* _Work required_
Lift out each line of the data that holds "назад".

** begin Stored rows **

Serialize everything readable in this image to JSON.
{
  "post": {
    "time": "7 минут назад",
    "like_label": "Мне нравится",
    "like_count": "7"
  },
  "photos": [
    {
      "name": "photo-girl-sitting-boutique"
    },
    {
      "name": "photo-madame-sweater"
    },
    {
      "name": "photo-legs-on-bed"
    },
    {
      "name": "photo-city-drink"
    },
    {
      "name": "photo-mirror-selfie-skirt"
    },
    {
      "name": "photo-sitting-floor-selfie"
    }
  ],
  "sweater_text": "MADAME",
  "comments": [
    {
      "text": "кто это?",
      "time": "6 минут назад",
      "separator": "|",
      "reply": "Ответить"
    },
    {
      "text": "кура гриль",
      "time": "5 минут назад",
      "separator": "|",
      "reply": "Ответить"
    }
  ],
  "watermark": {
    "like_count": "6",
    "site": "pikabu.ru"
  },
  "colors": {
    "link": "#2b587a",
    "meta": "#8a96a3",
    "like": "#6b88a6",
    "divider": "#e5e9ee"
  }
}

** end Stored rows **

* _Exercise output_
    "time": "7 минут назад",
      "time": "6 минут назад",
      "time": "5 минут назад",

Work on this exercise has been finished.